** Work to be completed **
Each line containing the word "ELSE" must be reported.

** Records for this task **
....
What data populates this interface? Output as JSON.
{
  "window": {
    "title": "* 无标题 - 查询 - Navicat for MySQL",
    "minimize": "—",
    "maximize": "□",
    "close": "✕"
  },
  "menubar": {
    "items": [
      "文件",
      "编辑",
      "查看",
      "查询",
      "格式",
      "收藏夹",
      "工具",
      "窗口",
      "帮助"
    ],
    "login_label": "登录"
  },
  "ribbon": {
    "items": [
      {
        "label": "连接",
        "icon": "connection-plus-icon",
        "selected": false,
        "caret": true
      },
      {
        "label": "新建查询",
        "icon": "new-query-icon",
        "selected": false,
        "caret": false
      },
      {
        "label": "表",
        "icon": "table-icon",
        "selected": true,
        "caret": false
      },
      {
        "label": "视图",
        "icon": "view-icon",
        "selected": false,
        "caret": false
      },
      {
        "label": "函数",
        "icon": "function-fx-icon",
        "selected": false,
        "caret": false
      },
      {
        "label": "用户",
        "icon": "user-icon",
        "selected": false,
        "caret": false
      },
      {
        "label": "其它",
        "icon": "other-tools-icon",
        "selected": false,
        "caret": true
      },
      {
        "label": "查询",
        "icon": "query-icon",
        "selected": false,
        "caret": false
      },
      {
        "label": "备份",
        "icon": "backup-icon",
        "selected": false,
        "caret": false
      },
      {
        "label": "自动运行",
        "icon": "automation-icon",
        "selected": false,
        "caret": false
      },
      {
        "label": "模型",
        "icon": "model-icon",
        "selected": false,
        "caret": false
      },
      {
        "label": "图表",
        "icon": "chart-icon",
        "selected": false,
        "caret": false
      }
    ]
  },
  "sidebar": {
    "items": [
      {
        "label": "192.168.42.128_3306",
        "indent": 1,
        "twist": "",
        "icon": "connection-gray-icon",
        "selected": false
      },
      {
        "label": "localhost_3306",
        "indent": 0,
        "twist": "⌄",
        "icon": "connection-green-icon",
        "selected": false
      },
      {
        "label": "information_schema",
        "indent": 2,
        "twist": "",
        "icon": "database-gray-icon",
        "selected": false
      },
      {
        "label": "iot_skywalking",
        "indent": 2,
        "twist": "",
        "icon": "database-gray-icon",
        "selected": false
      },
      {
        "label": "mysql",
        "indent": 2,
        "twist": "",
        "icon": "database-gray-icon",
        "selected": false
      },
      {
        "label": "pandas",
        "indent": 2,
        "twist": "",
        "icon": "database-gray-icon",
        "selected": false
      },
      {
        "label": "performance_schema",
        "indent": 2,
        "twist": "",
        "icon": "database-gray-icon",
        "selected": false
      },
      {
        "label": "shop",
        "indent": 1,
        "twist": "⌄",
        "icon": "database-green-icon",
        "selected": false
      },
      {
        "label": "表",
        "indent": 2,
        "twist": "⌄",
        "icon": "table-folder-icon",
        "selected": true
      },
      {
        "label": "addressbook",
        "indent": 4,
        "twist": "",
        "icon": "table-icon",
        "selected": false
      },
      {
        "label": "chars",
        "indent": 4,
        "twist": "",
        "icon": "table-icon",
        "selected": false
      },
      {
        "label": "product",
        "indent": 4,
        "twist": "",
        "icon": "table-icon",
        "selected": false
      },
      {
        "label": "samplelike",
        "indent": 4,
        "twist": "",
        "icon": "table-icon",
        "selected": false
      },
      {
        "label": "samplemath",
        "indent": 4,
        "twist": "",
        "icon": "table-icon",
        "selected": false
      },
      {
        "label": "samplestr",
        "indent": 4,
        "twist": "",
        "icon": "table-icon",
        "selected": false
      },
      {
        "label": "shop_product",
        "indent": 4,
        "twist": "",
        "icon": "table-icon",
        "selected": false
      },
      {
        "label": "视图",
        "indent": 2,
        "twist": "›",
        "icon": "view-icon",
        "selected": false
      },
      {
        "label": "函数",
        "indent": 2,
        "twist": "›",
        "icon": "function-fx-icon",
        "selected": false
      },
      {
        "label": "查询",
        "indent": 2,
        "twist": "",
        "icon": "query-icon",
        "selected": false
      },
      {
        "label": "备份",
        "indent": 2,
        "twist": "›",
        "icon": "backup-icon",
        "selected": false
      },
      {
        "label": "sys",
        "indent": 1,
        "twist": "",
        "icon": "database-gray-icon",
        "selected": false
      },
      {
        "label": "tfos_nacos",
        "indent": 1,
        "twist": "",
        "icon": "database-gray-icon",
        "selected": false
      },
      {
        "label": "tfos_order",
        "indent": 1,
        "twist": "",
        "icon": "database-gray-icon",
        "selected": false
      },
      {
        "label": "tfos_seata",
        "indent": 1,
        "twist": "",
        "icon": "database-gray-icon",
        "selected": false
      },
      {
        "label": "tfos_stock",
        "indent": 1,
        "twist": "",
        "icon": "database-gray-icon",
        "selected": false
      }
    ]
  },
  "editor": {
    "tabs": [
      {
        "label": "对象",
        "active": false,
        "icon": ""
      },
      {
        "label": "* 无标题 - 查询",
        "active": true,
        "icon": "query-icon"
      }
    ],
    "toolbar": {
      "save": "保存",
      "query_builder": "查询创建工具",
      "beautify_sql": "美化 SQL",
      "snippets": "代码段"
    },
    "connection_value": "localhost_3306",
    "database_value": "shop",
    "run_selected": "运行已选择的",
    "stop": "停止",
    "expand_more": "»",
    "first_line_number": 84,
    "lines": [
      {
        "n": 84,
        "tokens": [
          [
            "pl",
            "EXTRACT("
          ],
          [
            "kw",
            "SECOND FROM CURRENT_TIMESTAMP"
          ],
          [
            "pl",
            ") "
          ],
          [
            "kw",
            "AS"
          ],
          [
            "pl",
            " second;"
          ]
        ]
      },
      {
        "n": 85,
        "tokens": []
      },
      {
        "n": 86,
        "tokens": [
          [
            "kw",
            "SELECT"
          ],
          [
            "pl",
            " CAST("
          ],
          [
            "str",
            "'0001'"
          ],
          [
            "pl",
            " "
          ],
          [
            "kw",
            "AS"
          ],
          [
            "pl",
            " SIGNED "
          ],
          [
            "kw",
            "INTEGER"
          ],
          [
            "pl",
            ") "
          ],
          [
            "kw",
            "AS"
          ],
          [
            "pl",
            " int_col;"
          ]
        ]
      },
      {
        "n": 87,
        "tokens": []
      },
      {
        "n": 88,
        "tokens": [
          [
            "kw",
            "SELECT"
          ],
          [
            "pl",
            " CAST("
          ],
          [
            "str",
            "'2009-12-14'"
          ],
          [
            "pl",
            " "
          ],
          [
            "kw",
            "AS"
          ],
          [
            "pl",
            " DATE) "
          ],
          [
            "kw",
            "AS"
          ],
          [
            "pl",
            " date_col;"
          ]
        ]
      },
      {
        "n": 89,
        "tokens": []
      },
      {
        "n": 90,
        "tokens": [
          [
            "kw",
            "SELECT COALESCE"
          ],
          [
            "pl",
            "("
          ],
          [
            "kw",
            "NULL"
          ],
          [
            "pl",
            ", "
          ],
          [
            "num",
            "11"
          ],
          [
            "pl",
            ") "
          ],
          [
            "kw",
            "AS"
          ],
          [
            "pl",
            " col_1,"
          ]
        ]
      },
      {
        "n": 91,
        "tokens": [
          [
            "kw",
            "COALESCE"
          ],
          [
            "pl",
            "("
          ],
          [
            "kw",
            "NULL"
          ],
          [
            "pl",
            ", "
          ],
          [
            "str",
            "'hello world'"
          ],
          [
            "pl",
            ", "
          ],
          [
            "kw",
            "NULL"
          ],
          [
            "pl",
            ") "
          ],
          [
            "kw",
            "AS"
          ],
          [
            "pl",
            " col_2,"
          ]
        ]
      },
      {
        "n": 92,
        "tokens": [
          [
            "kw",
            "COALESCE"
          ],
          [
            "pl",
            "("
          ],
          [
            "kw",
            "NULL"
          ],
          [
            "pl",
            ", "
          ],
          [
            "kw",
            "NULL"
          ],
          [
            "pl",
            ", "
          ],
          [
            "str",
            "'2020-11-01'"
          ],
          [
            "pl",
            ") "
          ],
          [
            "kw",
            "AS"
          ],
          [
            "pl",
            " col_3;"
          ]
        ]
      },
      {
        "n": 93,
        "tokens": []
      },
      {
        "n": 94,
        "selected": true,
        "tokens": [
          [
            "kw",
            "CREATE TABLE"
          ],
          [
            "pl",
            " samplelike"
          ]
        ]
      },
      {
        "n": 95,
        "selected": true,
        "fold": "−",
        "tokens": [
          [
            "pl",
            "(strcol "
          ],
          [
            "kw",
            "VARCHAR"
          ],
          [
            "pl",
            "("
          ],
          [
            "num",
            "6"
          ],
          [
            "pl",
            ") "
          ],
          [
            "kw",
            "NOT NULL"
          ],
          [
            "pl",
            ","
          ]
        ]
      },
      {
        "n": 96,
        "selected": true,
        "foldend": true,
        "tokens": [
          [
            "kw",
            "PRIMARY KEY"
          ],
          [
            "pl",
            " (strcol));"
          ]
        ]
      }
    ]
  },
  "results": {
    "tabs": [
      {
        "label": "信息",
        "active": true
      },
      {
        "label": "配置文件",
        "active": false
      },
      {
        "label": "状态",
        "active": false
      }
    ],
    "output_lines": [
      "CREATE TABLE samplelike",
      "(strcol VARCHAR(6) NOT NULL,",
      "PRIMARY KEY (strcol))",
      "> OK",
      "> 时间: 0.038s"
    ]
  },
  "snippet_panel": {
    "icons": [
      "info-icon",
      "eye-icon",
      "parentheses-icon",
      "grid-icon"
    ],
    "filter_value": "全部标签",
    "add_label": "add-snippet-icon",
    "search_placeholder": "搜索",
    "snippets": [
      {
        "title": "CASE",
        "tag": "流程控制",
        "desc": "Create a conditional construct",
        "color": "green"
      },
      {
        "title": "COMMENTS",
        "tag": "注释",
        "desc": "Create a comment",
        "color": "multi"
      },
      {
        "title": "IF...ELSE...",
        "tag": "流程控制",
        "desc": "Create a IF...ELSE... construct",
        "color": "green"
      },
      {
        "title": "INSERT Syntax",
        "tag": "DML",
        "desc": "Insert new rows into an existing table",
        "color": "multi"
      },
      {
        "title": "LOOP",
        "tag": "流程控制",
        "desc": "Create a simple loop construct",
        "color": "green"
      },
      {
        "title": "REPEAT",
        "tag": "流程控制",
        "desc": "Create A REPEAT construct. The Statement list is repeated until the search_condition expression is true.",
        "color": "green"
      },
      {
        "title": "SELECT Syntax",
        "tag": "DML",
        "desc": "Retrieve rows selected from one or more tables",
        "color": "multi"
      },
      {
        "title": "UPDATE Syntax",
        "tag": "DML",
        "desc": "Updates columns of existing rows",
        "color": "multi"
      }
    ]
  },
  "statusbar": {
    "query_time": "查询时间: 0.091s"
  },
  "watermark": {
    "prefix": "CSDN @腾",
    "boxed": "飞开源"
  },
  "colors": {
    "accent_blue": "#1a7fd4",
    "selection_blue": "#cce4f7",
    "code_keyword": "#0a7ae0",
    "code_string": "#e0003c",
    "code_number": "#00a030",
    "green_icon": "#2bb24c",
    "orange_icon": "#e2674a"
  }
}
....
** Response below **
        "title": "IF...ELSE...",
        "desc": "Create a IF...ELSE... construct",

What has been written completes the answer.